Each record below is to be reproduced without any change.

+++

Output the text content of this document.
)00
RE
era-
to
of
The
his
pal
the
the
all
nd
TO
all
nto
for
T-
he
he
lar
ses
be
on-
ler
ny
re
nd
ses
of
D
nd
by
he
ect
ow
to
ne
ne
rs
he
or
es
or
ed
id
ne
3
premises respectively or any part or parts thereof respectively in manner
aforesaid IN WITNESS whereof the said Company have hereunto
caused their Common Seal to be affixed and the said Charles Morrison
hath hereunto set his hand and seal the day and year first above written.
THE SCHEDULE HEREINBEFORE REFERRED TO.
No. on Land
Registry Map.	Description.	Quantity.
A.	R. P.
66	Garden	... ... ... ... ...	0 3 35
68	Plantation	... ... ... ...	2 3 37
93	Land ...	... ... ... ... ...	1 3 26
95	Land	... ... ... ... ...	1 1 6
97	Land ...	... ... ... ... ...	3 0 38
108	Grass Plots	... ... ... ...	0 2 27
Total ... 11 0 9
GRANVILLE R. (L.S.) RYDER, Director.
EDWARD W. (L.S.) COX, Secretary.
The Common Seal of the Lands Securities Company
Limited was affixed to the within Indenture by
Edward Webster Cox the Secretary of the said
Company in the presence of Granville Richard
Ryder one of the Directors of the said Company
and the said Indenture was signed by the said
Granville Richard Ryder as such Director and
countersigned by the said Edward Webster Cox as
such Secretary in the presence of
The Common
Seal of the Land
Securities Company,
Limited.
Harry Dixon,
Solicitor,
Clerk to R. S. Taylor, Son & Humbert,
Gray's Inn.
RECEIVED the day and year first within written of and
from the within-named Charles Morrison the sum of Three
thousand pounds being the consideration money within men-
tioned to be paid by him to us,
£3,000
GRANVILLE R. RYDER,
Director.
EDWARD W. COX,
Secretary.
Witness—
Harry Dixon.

+++

▶ WRITTEN RESPONSE
Output the text content of this document.
)00
RE
era-
to
of
The
his
pal
the
the
all
nd
TO
all
nto
for
T-
he
he
lar
ses
be
on-
ler
ny
re
nd
ses
of
D
nd
by
he
ect
ow
to
ne
ne
rs
he
or
es
or
ed
id
ne
3
premises respectively or any part or parts thereof respectively in manner
aforesaid IN WITNESS whereof the said Company have hereunto
caused their Common Seal to be affixed and the said Charles Morrison
hath hereunto set his hand and seal the day and year first above written.
THE SCHEDULE HEREINBEFORE REFERRED TO.
No. on Land
Registry Map.	Description.	Quantity.
A.	R. P.
66	Garden	... ... ... ... ...	0 3 35
68	Plantation	... ... ... ...	2 3 37
93	Land ...	... ... ... ... ...	1 3 26
95	Land	... ... ... ... ...	1 1 6
97	Land ...	... ... ... ... ...	3 0 38
108	Grass Plots	... ... ... ...	0 2 27
Total ... 11 0 9
GRANVILLE R. (L.S.) RYDER, Director.
EDWARD W. (L.S.) COX, Secretary.
The Common Seal of the Lands Securities Company
Limited was affixed to the within Indenture by
Edward Webster Cox the Secretary of the said
Company in the presence of Granville Richard
Ryder one of the Directors of the said Company
and the said Indenture was signed by the said
Granville Richard Ryder as such Director and
countersigned by the said Edward Webster Cox as
such Secretary in the presence of
The Common
Seal of the Land
Securities Company,
Limited.
Harry Dixon,
Solicitor,
Clerk to R. S. Taylor, Son & Humbert,
Gray's Inn.
RECEIVED the day and year first within written of and
from the within-named Charles Morrison the sum of Three
thousand pounds being the consideration money within men-
tioned to be paid by him to us,
£3,000
GRANVILLE R. RYDER,
Director.
EDWARD W. COX,
Secretary.
Witness—
Harry Dixon.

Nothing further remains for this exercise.